## Goal of the exercise
The records are to be restated in their entirety, word for word.

## Data for processing
** begin **
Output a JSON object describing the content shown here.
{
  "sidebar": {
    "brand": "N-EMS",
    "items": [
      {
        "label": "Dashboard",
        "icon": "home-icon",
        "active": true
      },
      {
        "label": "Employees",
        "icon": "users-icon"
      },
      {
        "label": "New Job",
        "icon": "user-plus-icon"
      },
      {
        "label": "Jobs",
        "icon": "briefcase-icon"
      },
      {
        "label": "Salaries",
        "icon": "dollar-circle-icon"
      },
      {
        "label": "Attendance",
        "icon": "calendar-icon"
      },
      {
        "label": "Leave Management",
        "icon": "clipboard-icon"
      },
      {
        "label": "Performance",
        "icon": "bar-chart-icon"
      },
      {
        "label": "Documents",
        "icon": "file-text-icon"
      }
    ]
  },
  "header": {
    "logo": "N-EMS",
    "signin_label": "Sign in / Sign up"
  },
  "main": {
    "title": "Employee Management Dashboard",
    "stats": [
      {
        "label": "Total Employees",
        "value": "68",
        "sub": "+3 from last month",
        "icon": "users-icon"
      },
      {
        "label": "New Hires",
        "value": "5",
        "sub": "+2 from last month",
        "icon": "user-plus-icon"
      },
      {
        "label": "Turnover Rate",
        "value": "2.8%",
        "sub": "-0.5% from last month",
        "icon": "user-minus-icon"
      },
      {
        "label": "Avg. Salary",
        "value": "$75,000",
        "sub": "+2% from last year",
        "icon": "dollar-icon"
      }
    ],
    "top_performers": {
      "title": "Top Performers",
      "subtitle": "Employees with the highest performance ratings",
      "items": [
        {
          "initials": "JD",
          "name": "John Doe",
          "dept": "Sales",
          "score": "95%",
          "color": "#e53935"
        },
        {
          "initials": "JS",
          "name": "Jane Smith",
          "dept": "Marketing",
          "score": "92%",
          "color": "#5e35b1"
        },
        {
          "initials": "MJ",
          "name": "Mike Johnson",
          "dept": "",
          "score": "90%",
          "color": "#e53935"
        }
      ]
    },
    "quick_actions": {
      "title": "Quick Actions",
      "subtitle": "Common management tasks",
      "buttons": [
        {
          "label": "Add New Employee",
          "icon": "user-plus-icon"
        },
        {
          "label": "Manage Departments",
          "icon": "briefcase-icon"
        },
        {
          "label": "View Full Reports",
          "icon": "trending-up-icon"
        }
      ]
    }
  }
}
** end **
## Complete response
Output a JSON object describing the content shown here.
{
  "sidebar": {
    "brand": "N-EMS",
    "items": [
      {
        "label": "Dashboard",
        "icon": "home-icon",
        "active": true
      },
      {
        "label": "Employees",
        "icon": "users-icon"
      },
      {
        "label": "New Job",
        "icon": "user-plus-icon"
      },
      {
        "label": "Jobs",
        "icon": "briefcase-icon"
      },
      {
        "label": "Salaries",
        "icon": "dollar-circle-icon"
      },
      {
        "label": "Attendance",
        "icon": "calendar-icon"
      },
      {
        "label": "Leave Management",
        "icon": "clipboard-icon"
      },
      {
        "label": "Performance",
        "icon": "bar-chart-icon"
      },
      {
        "label": "Documents",
        "icon": "file-text-icon"
      }
    ]
  },
  "header": {
    "logo": "N-EMS",
    "signin_label": "Sign in / Sign up"
  },
  "main": {
    "title": "Employee Management Dashboard",
    "stats": [
      {
        "label": "Total Employees",
        "value": "68",
        "sub": "+3 from last month",
        "icon": "users-icon"
      },
      {
        "label": "New Hires",
        "value": "5",
        "sub": "+2 from last month",
        "icon": "user-plus-icon"
      },
      {
        "label": "Turnover Rate",
        "value": "2.8%",
        "sub": "-0.5% from last month",
        "icon": "user-minus-icon"
      },
      {
        "label": "Avg. Salary",
        "value": "$75,000",
        "sub": "+2% from last year",
        "icon": "dollar-icon"
      }
    ],
    "top_performers": {
      "title": "Top Performers",
      "subtitle": "Employees with the highest performance ratings",
      "items": [
        {
          "initials": "JD",
          "name": "John Doe",
          "dept": "Sales",
          "score": "95%",
          "color": "#e53935"
        },
        {
          "initials": "JS",
          "name": "Jane Smith",
          "dept": "Marketing",
          "score": "92%",
          "color": "#5e35b1"
        },
        {
          "initials": "MJ",
          "name": "Mike Johnson",
          "dept": "",
          "score": "90%",
          "color": "#e53935"
        }
      ]
    },
    "quick_actions": {
      "title": "Quick Actions",
      "subtitle": "Common management tasks",
      "buttons": [
        {
          "label": "Add New Employee",
          "icon": "user-plus-icon"
        },
        {
          "label": "Manage Departments",
          "icon": "briefcase-icon"
        },
        {
          "label": "View Full Reports",
          "icon": "trending-up-icon"
        }
      ]
    }
  }
}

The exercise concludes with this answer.